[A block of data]
########

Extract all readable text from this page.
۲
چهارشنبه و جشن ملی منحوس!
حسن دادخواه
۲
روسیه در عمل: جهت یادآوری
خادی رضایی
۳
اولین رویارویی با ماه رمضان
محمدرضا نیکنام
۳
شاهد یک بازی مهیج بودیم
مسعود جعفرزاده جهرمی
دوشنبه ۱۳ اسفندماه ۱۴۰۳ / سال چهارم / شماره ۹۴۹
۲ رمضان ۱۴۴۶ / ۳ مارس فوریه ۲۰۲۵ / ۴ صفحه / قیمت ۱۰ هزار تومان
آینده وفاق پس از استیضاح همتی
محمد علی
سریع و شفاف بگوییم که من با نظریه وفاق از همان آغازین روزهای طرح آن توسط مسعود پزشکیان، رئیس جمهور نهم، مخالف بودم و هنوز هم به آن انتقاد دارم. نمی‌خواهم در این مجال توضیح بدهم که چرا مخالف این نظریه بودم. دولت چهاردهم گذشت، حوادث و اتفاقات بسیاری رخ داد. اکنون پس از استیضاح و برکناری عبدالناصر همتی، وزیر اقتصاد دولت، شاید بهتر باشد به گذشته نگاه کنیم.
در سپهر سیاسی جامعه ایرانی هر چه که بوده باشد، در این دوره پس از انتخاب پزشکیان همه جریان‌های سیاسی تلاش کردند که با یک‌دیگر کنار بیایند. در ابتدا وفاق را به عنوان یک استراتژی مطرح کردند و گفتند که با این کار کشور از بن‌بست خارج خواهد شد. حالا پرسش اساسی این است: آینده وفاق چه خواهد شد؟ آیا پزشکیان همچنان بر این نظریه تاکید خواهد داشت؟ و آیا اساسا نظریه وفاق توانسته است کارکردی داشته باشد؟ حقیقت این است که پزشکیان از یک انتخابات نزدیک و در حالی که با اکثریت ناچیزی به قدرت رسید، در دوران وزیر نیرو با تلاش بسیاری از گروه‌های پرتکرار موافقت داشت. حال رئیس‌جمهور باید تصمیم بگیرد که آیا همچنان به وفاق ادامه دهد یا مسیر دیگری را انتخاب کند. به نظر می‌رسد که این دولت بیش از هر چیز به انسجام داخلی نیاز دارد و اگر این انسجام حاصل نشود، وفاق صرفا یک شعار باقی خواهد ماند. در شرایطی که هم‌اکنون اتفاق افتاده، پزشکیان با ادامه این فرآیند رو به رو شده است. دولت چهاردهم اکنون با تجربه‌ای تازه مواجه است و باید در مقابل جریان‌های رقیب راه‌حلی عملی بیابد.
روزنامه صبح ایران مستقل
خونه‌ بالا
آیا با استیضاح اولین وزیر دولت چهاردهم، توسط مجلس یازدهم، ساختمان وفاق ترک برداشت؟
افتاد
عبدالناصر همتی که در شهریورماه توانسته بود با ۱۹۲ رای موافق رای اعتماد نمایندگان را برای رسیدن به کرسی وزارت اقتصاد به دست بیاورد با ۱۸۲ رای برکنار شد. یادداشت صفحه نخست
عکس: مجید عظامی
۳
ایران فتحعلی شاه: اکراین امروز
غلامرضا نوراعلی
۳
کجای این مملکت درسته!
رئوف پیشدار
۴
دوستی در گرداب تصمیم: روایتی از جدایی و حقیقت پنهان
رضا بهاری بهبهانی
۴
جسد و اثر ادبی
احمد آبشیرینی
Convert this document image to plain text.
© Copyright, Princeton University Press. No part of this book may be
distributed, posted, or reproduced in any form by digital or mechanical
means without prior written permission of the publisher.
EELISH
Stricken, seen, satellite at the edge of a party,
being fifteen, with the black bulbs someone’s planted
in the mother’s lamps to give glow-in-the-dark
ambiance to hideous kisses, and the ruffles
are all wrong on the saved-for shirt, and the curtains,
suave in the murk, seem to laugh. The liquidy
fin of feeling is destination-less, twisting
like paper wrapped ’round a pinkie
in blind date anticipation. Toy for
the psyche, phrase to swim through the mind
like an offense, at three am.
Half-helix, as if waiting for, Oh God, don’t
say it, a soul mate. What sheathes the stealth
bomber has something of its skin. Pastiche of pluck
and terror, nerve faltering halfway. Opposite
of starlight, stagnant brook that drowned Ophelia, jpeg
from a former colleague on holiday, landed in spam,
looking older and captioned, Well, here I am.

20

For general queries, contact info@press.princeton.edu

########

### What is required
Recopy the whole listing exactly.

### Full answer
Extract all readable text from this page.
۲
چهارشنبه و جشن ملی منحوس!
حسن دادخواه
۲
روسیه در عمل: جهت یادآوری
خادی رضایی
۳
اولین رویارویی با ماه رمضان
محمدرضا نیکنام
۳
شاهد یک بازی مهیج بودیم
مسعود جعفرزاده جهرمی
دوشنبه ۱۳ اسفندماه ۱۴۰۳ / سال چهارم / شماره ۹۴۹
۲ رمضان ۱۴۴۶ / ۳ مارس فوریه ۲۰۲۵ / ۴ صفحه / قیمت ۱۰ هزار تومان
آینده وفاق پس از استیضاح همتی
محمد علی
سریع و شفاف بگوییم که من با نظریه وفاق از همان آغازین روزهای طرح آن توسط مسعود پزشکیان، رئیس جمهور نهم، مخالف بودم و هنوز هم به آن انتقاد دارم. نمی‌خواهم در این مجال توضیح بدهم که چرا مخالف این نظریه بودم. دولت چهاردهم گذشت، حوادث و اتفاقات بسیاری رخ داد. اکنون پس از استیضاح و برکناری عبدالناصر همتی، وزیر اقتصاد دولت، شاید بهتر باشد به گذشته نگاه کنیم.
در سپهر سیاسی جامعه ایرانی هر چه که بوده باشد، در این دوره پس از انتخاب پزشکیان همه جریان‌های سیاسی تلاش کردند که با یک‌دیگر کنار بیایند. در ابتدا وفاق را به عنوان یک استراتژی مطرح کردند و گفتند که با این کار کشور از بن‌بست خارج خواهد شد. حالا پرسش اساسی این است: آینده وفاق چه خواهد شد؟ آیا پزشکیان همچنان بر این نظریه تاکید خواهد داشت؟ و آیا اساسا نظریه وفاق توانسته است کارکردی داشته باشد؟ حقیقت این است که پزشکیان از یک انتخابات نزدیک و در حالی که با اکثریت ناچیزی به قدرت رسید، در دوران وزیر نیرو با تلاش بسیاری از گروه‌های پرتکرار موافقت داشت. حال رئیس‌جمهور باید تصمیم بگیرد که آیا همچنان به وفاق ادامه دهد یا مسیر دیگری را انتخاب کند. به نظر می‌رسد که این دولت بیش از هر چیز به انسجام داخلی نیاز دارد و اگر این انسجام حاصل نشود، وفاق صرفا یک شعار باقی خواهد ماند. در شرایطی که هم‌اکنون اتفاق افتاده، پزشکیان با ادامه این فرآیند رو به رو شده است. دولت چهاردهم اکنون با تجربه‌ای تازه مواجه است و باید در مقابل جریان‌های رقیب راه‌حلی عملی بیابد.
روزنامه صبح ایران مستقل
خونه‌ بالا
آیا با استیضاح اولین وزیر دولت چهاردهم، توسط مجلس یازدهم، ساختمان وفاق ترک برداشت؟
افتاد
عبدالناصر همتی که در شهریورماه توانسته بود با ۱۹۲ رای موافق رای اعتماد نمایندگان را برای رسیدن به کرسی وزارت اقتصاد به دست بیاورد با ۱۸۲ رای برکنار شد. یادداشت صفحه نخست
عکس: مجید عظامی
۳
ایران فتحعلی شاه: اکراین امروز
غلامرضا نوراعلی
۳
کجای این مملکت درسته!
رئوف پیشدار
۴
دوستی در گرداب تصمیم: روایتی از جدایی و حقیقت پنهان
رضا بهاری بهبهانی
۴
جسد و اثر ادبی
احمد آبشیرینی
Convert this document image to plain text.
© Copyright, Princeton University Press. No part of this book may be
distributed, posted, or reproduced in any form by digital or mechanical
means without prior written permission of the publisher.
EELISH
Stricken, seen, satellite at the edge of a party,
being fifteen, with the black bulbs someone’s planted
in the mother’s lamps to give glow-in-the-dark
ambiance to hideous kisses, and the ruffles
are all wrong on the saved-for shirt, and the curtains,
suave in the murk, seem to laugh. The liquidy
fin of feeling is destination-less, twisting
like paper wrapped ’round a pinkie
in blind date anticipation. Toy for
the psyche, phrase to swim through the mind
like an offense, at three am.
Half-helix, as if waiting for, Oh God, don’t
say it, a soul mate. What sheathes the stealth
bomber has something of its skin. Pastiche of pluck
and terror, nerve faltering halfway. Opposite
of starlight, stagnant brook that drowned Ophelia, jpeg
from a former colleague on holiday, landed in spam,
looking older and captioned, Well, here I am.

20

For general queries, contact info@press.princeton.edu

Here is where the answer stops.